Count the lines in the material below that contain the string "begin", and give only the number.

** START OF Material **

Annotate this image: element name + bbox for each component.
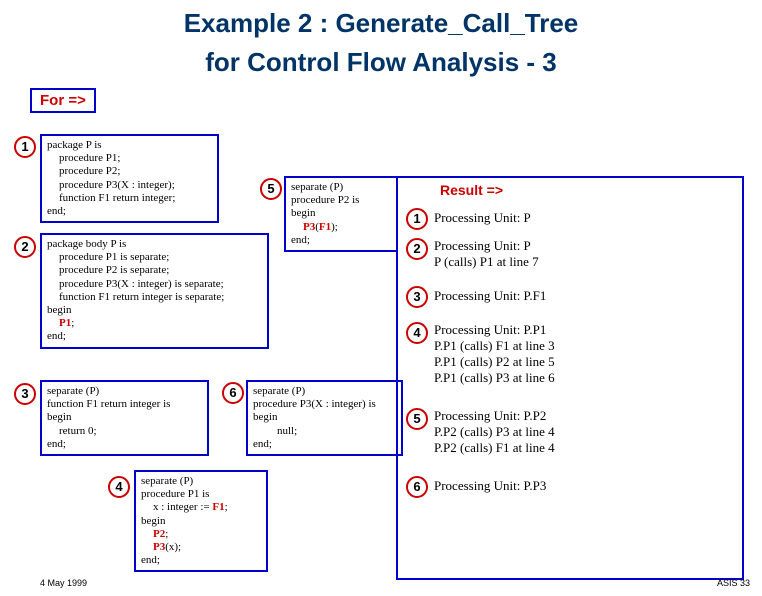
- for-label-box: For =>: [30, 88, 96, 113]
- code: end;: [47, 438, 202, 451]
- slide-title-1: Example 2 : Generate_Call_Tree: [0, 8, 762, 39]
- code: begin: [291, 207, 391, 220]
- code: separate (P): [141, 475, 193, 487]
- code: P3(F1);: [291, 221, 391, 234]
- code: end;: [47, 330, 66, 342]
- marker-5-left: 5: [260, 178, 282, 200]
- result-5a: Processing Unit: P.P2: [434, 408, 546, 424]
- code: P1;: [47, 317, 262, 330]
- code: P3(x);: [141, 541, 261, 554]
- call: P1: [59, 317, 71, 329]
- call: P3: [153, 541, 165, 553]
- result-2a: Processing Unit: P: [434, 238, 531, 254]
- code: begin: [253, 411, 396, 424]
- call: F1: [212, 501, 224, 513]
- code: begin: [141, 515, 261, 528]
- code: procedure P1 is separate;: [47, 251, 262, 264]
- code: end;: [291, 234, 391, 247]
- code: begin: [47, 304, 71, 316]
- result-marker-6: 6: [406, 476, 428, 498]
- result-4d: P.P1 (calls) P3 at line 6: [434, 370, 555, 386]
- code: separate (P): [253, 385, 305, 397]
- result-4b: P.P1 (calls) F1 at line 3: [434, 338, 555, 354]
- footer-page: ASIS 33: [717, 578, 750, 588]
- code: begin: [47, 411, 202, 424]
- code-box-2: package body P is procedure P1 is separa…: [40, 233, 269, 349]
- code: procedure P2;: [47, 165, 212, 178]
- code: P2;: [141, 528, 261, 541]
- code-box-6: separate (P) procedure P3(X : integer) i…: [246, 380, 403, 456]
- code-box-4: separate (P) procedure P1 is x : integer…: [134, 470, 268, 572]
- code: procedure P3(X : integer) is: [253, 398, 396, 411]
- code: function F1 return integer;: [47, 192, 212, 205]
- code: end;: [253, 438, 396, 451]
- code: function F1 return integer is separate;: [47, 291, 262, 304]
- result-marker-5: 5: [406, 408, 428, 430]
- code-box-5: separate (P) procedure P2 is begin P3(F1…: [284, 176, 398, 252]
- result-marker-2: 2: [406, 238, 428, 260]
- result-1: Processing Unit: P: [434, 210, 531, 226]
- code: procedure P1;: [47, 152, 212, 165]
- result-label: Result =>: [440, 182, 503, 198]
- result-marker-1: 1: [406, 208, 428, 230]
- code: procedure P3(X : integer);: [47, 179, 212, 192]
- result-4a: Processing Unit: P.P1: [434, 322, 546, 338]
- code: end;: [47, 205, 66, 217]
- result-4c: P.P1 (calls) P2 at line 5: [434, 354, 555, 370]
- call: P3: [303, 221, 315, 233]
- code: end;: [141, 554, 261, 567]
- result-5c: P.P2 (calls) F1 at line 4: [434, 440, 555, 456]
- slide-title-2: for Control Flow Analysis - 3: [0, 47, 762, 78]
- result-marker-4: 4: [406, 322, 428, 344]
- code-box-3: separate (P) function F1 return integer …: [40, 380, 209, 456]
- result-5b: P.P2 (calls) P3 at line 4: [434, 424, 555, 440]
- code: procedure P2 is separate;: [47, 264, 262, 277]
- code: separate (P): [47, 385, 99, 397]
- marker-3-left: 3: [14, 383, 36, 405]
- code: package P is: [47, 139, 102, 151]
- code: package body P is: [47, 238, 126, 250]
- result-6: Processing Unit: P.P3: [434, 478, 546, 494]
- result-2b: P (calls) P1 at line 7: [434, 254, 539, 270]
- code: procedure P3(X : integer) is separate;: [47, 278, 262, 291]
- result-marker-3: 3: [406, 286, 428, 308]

** END OF Material **

Answer below -
6